## Aim
Your task is to give the data again, exactly, with every line intact.

Data extracted from a collection

◇ ◇ ◇

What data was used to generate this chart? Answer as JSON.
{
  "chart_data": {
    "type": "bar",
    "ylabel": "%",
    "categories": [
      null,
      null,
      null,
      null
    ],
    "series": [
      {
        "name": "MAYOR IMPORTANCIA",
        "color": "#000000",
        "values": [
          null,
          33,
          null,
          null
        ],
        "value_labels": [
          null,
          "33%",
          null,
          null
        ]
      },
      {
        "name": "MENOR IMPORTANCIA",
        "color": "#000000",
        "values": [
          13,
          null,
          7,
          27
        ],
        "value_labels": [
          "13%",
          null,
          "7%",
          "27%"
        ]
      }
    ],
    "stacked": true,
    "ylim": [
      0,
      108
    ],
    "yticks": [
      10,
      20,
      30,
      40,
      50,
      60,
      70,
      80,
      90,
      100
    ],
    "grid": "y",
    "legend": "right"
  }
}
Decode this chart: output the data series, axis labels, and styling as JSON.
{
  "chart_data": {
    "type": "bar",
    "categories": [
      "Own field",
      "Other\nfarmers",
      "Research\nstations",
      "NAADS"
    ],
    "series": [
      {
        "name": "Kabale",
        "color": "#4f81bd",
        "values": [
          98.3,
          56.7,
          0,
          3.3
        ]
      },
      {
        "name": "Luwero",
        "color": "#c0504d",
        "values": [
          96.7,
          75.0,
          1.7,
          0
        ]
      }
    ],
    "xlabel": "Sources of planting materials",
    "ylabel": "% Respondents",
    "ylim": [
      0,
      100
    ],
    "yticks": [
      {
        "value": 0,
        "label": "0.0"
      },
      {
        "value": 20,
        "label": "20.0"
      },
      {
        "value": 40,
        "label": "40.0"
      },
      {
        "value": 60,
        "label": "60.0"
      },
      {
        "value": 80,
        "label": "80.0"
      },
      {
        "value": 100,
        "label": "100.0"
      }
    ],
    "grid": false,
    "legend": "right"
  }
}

◇ ◇ ◇

## Result of the exercise
What data was used to generate this chart? Answer as JSON.
{
  "chart_data": {
    "type": "bar",
    "ylabel": "%",
    "categories": [
      null,
      null,
      null,
      null
    ],
    "series": [
      {
        "name": "MAYOR IMPORTANCIA",
        "color": "#000000",
        "values": [
          null,
          33,
          null,
          null
        ],
        "value_labels": [
          null,
          "33%",
          null,
          null
        ]
      },
      {
        "name": "MENOR IMPORTANCIA",
        "color": "#000000",
        "values": [
          13,
          null,
          7,
          27
        ],
        "value_labels": [
          "13%",
          null,
          "7%",
          "27%"
        ]
      }
    ],
    "stacked": true,
    "ylim": [
      0,
      108
    ],
    "yticks": [
      10,
      20,
      30,
      40,
      50,
      60,
      70,
      80,
      90,
      100
    ],
    "grid": "y",
    "legend": "right"
  }
}
Decode this chart: output the data series, axis labels, and styling as JSON.
{
  "chart_data": {
    "type": "bar",
    "categories": [
      "Own field",
      "Other\nfarmers",
      "Research\nstations",
      "NAADS"
    ],
    "series": [
      {
        "name": "Kabale",
        "color": "#4f81bd",
        "values": [
          98.3,
          56.7,
          0,
          3.3
        ]
      },
      {
        "name": "Luwero",
        "color": "#c0504d",
        "values": [
          96.7,
          75.0,
          1.7,
          0
        ]
      }
    ],
    "xlabel": "Sources of planting materials",
    "ylabel": "% Respondents",
    "ylim": [
      0,
      100
    ],
    "yticks": [
      {
        "value": 0,
        "label": "0.0"
      },
      {
        "value": 20,
        "label": "20.0"
      },
      {
        "value": 40,
        "label": "40.0"
      },
      {
        "value": 60,
        "label": "60.0"
      },
      {
        "value": 80,
        "label": "80.0"
      },
      {
        "value": 100,
        "label": "100.0"
      }
    ],
    "grid": false,
    "legend": "right"
  }
}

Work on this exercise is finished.